:: Information provided ::

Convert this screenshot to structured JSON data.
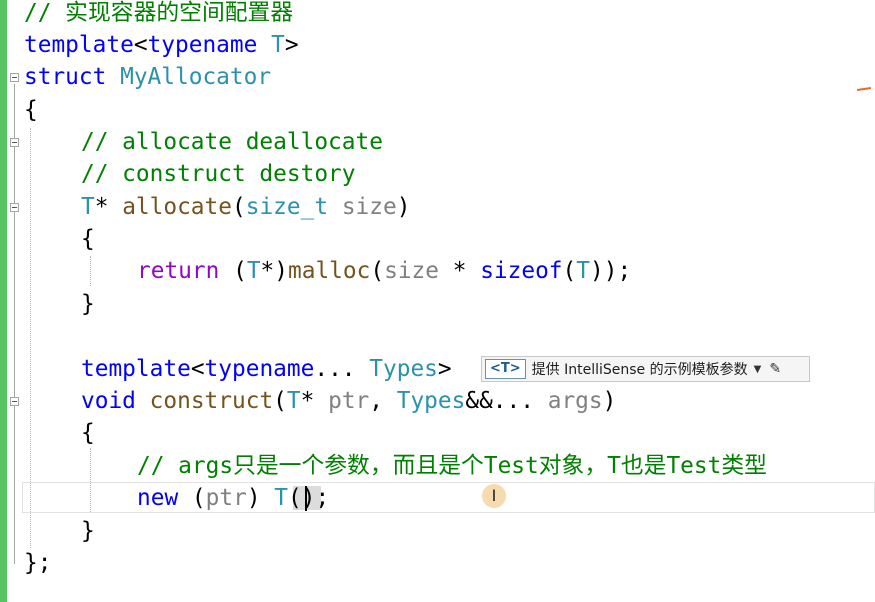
{
  "code": {
    "line1_comment": "// 实现容器的空间配置器",
    "line2": {
      "kw": "template",
      "lt": "<",
      "kw2": "typename",
      "sp": " ",
      "type": "T",
      "gt": ">"
    },
    "line3": {
      "kw": "struct",
      "sp": " ",
      "type": "MyAllocator"
    },
    "line4": "{",
    "line5_comment": "// allocate deallocate",
    "line6_comment": "// construct destory",
    "line7": {
      "type": "T",
      "star": "* ",
      "fn": "allocate",
      "open": "(",
      "type2": "size_t",
      "sp": " ",
      "param": "size",
      "close": ")"
    },
    "line8": "{",
    "line9": {
      "ctl": "return",
      "a": " (",
      "type": "T",
      "b": "*)",
      "fn": "malloc",
      "c": "(",
      "param": "size",
      "d": " * ",
      "kw": "sizeof",
      "e": "(",
      "type2": "T",
      "f": "));"
    },
    "line10": "}",
    "line12": {
      "kw": "template",
      "lt": "<",
      "kw2": "typename",
      "dots": "...",
      "sp": " ",
      "type": "Types",
      "gt": ">"
    },
    "line13": {
      "kw": "void",
      "sp": " ",
      "fn": "construct",
      "open": "(",
      "type": "T",
      "star": "* ",
      "param": "ptr",
      "comma": ", ",
      "type2": "Types",
      "amp": "&&... ",
      "param2": "args",
      "close": ")"
    },
    "line14": "{",
    "line15_comment": "// args只是一个参数，而且是个Test对象，T也是Test类型",
    "line16": {
      "kw": "new",
      "a": " (",
      "param": "ptr",
      "b": ") ",
      "type": "T",
      "c": "(",
      "d": ");"
    },
    "line17": "}",
    "line18": "};"
  },
  "template_bar": {
    "badge": "<T>",
    "label": "提供 IntelliSense 的示例模板参数",
    "dropdown_icon": "chevron-down-icon",
    "edit_icon": "pencil-icon"
  },
  "cursor": {
    "ibeam_glyph": "I"
  },
  "colors": {
    "keyword": "#0000ff",
    "type": "#2b91af",
    "function": "#74531f",
    "parameter": "#808080",
    "comment": "#008000",
    "control": "#8f08c4",
    "change_margin": "#57c464"
  }
}
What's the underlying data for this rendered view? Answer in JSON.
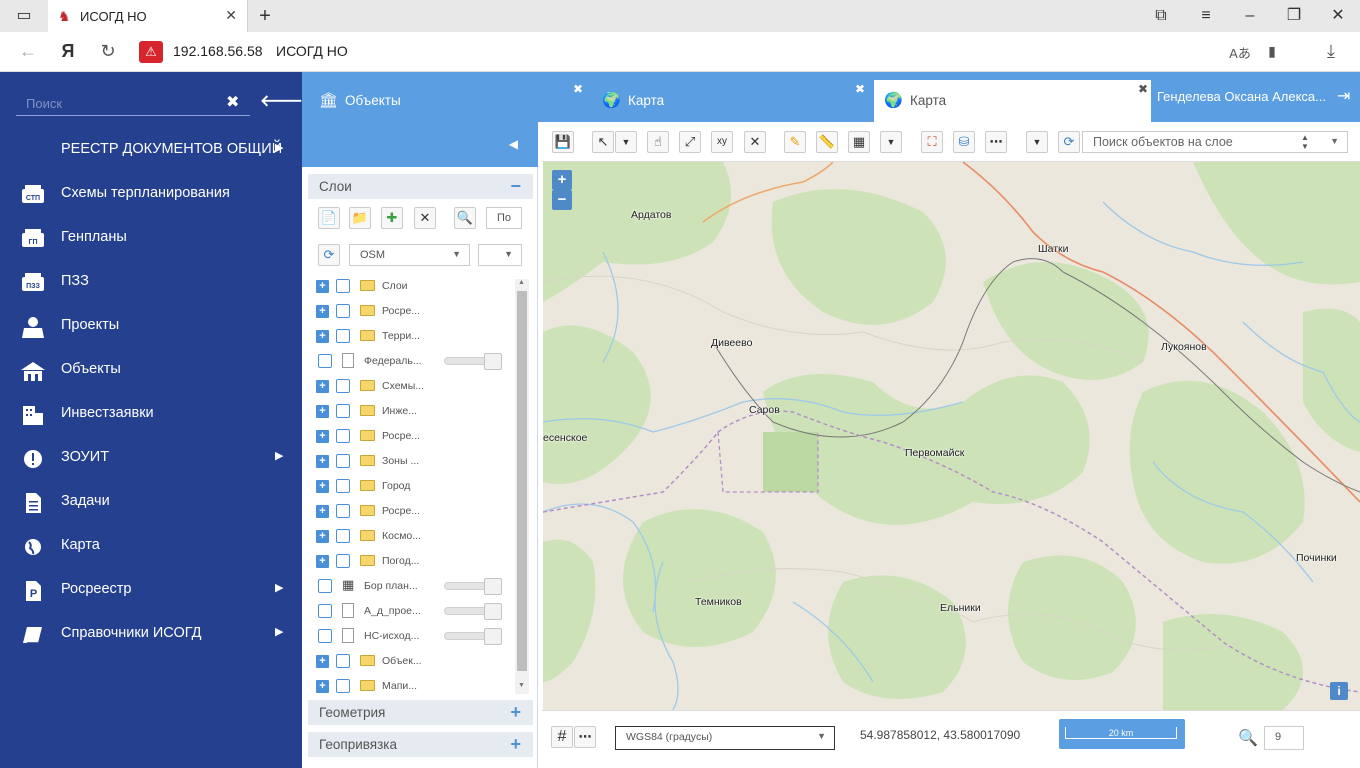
{
  "browser": {
    "tab_title": "ИСОГД НО",
    "url": "192.168.56.58",
    "page_title": "ИСОГД НО",
    "yandex_logo": "Я"
  },
  "sidebar": {
    "search_placeholder": "Поиск",
    "items": [
      {
        "label": "РЕЕСТР ДОКУМЕНТОВ ОБЩИЙ",
        "icon": "none",
        "has_submenu": true
      },
      {
        "label": "Схемы терпланирования",
        "icon": "stp-icon",
        "has_submenu": false
      },
      {
        "label": "Генпланы",
        "icon": "gp-icon",
        "has_submenu": false
      },
      {
        "label": "ПЗЗ",
        "icon": "pzz-icon",
        "has_submenu": false
      },
      {
        "label": "Проекты",
        "icon": "projects-icon",
        "has_submenu": false
      },
      {
        "label": "Объекты",
        "icon": "objects-icon",
        "has_submenu": false
      },
      {
        "label": "Инвестзаявки",
        "icon": "invest-icon",
        "has_submenu": false
      },
      {
        "label": "ЗОУИТ",
        "icon": "warning-icon",
        "has_submenu": true
      },
      {
        "label": "Задачи",
        "icon": "tasks-icon",
        "has_submenu": false
      },
      {
        "label": "Карта",
        "icon": "globe-icon",
        "has_submenu": false
      },
      {
        "label": "Росреестр",
        "icon": "rosreestr-icon",
        "has_submenu": true
      },
      {
        "label": "Справочники ИСОГД",
        "icon": "book-icon",
        "has_submenu": true
      }
    ]
  },
  "app_tabs": [
    {
      "label": "Объекты",
      "icon": "building-icon",
      "active": false
    },
    {
      "label": "Карта",
      "icon": "globe-icon",
      "active": false
    },
    {
      "label": "Карта",
      "icon": "globe-icon",
      "active": true
    }
  ],
  "user": {
    "name": "Генделева Оксана Алекса..."
  },
  "layers_panel": {
    "layers_title": "Слои",
    "filter_placeholder": "По",
    "basemap": "OSM",
    "geometry_title": "Геометрия",
    "georef_title": "Геопривязка",
    "rows": [
      {
        "name": "Слои",
        "type": "folder"
      },
      {
        "name": "Росре...",
        "type": "folder"
      },
      {
        "name": "Терри...",
        "type": "folder"
      },
      {
        "name": "Федераль...",
        "type": "doc",
        "opacity": 1
      },
      {
        "name": "Схемы...",
        "type": "folder"
      },
      {
        "name": "Инже...",
        "type": "folder"
      },
      {
        "name": "Росре...",
        "type": "folder"
      },
      {
        "name": "Зоны ...",
        "type": "folder"
      },
      {
        "name": "Город",
        "type": "folder"
      },
      {
        "name": "Росре...",
        "type": "folder"
      },
      {
        "name": "Космо...",
        "type": "folder"
      },
      {
        "name": "Погод...",
        "type": "folder"
      },
      {
        "name": "Бор план...",
        "type": "grid",
        "opacity": 1
      },
      {
        "name": "А_д_прое...",
        "type": "doc",
        "opacity": 1
      },
      {
        "name": "НС-исход...",
        "type": "doc",
        "opacity": 1
      },
      {
        "name": "Объек...",
        "type": "folder"
      },
      {
        "name": "Мапи...",
        "type": "folder"
      }
    ]
  },
  "map": {
    "search_placeholder": "Поиск объектов на слое",
    "zoom_in": "+",
    "zoom_out": "−",
    "info": "i",
    "towns": [
      {
        "name": "Ардатов"
      },
      {
        "name": "Шатки"
      },
      {
        "name": "Дивеево"
      },
      {
        "name": "Лукоянов"
      },
      {
        "name": "Саров"
      },
      {
        "name": "есенское"
      },
      {
        "name": "Первомайск"
      },
      {
        "name": "Починки"
      },
      {
        "name": "Темников"
      },
      {
        "name": "Ельники"
      }
    ]
  },
  "footer": {
    "crs": "WGS84 (градусы)",
    "coords": "54.987858012, 43.580017090",
    "scale": "20 km",
    "zoom": "9"
  },
  "colors": {
    "sidebar_bg": "#24408f",
    "tab_bar": "#5b9ee1",
    "accent": "#4a90d9",
    "map_forest": "#cde3b7",
    "map_land": "#ebe7dd",
    "map_water": "#9ec9e8",
    "map_road_orange": "#f0a86a",
    "map_border_purple": "#b48ec8"
  }
}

:::

What you are asked to do →
Looking at the entries above, say how many lines contain the word "Поиск". Only the number is wanted.

Correct response →
2